* **Exercise aim**
Will you output all of the data below exactly, omitting the images?

* **Given data**
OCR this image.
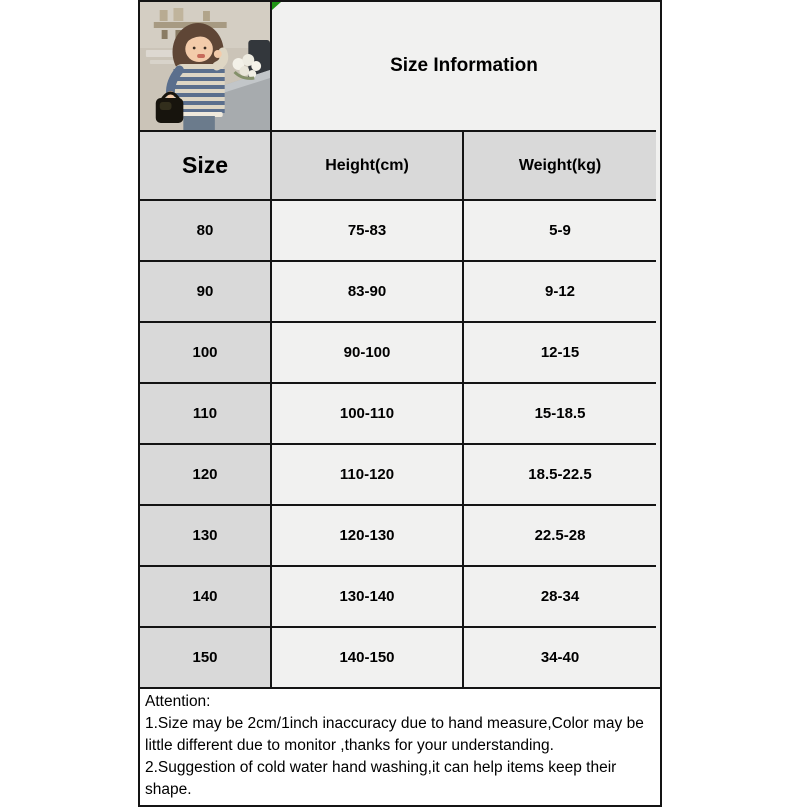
Size Information
Size	Height(cm)	Weight(kg)
80	75-83	5-9
90	83-90	9-12
100	90-100	12-15
110	100-110	15-18.5
120	110-120	18.5-22.5
130	120-130	22.5-28
140	130-140	28-34
150	140-150	34-40
Attention:
1.Size may be 2cm/1inch inaccuracy due to hand measure,Color may be little different due to monitor ,thanks for your understanding.
2.Suggestion of cold water hand washing,it can help items keep their shape.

* **Reply to the exercise**
OCR this image.
Size Information
Size	Height(cm)	Weight(kg)
80	75-83	5-9
90	83-90	9-12
100	90-100	12-15
110	100-110	15-18.5
120	110-120	18.5-22.5
130	120-130	22.5-28
140	130-140	28-34
150	140-150	34-40
Attention:
1.Size may be 2cm/1inch inaccuracy due to hand measure,Color may be little different due to monitor ,thanks for your understanding.
2.Suggestion of cold water hand washing,it can help items keep their shape.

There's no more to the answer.